(Data extracted from a collection)
- - - - -

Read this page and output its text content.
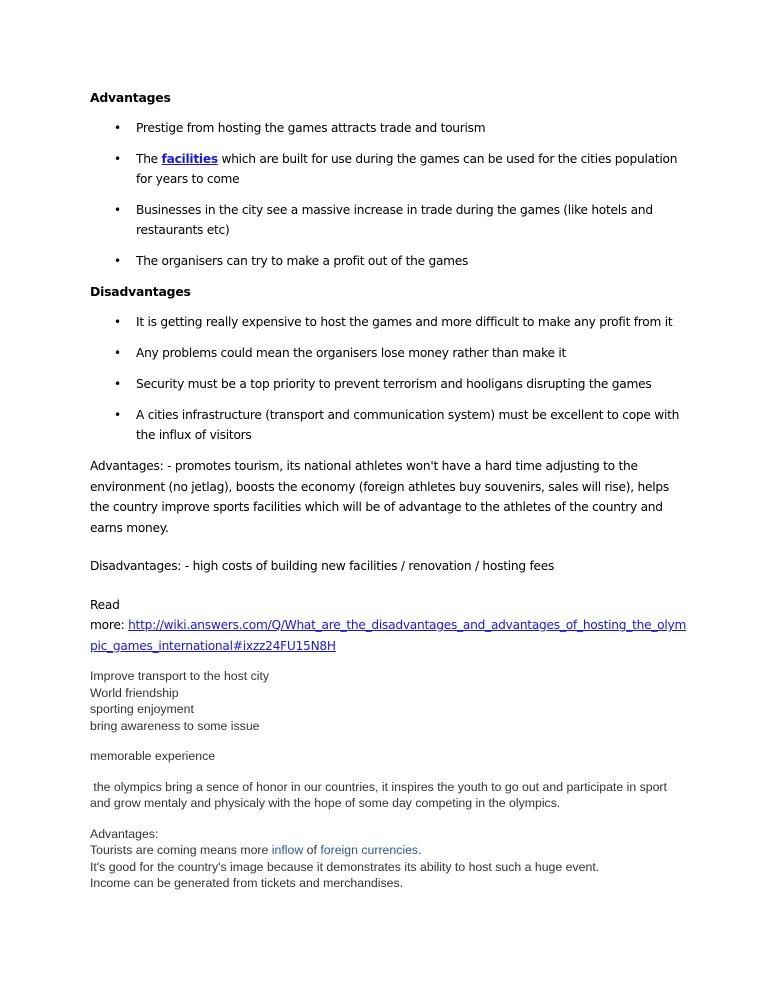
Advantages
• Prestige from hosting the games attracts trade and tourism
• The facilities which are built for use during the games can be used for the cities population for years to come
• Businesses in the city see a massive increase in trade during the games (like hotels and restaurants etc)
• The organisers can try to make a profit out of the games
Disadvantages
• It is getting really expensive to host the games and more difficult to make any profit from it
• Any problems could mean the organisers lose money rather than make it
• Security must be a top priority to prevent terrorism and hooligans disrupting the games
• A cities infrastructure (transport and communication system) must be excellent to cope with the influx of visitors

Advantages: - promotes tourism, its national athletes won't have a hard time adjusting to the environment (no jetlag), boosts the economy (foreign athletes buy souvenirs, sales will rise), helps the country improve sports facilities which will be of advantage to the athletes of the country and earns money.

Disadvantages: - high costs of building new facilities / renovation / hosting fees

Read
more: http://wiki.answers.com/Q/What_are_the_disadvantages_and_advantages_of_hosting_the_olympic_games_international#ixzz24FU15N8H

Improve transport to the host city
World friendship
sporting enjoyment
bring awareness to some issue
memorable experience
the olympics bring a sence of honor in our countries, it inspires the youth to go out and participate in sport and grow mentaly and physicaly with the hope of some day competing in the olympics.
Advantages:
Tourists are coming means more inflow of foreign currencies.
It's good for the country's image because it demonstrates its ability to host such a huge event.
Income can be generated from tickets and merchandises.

- - - - -

> [Goal of the exercise]:
In the listing above, find each line with the word "more" and copy it.

> [Solution to this problem]:
• It is getting really expensive to host the games and more difficult to make any profit from it
more: http://wiki.answers.com/Q/What_are_the_disadvantages_and_advantages_of_hosting_the_olympic_games_international#ixzz24FU15N8H
Tourists are coming means more inflow of foreign currencies.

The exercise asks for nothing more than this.